**Written exercise**
Select lines where the word "Conocimiento" appears.

**Working data**
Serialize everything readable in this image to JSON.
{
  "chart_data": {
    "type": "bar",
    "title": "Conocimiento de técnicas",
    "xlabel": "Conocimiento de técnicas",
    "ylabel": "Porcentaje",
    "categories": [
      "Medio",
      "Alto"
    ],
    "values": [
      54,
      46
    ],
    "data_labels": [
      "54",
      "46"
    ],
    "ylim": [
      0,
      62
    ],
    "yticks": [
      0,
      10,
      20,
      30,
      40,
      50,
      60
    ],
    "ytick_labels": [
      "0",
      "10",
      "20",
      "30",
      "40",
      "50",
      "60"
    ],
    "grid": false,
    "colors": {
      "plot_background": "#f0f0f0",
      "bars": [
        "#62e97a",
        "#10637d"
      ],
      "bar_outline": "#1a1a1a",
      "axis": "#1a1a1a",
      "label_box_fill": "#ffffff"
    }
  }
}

**Complete answer**
    "title": "Conocimiento de técnicas",
    "xlabel": "Conocimiento de técnicas",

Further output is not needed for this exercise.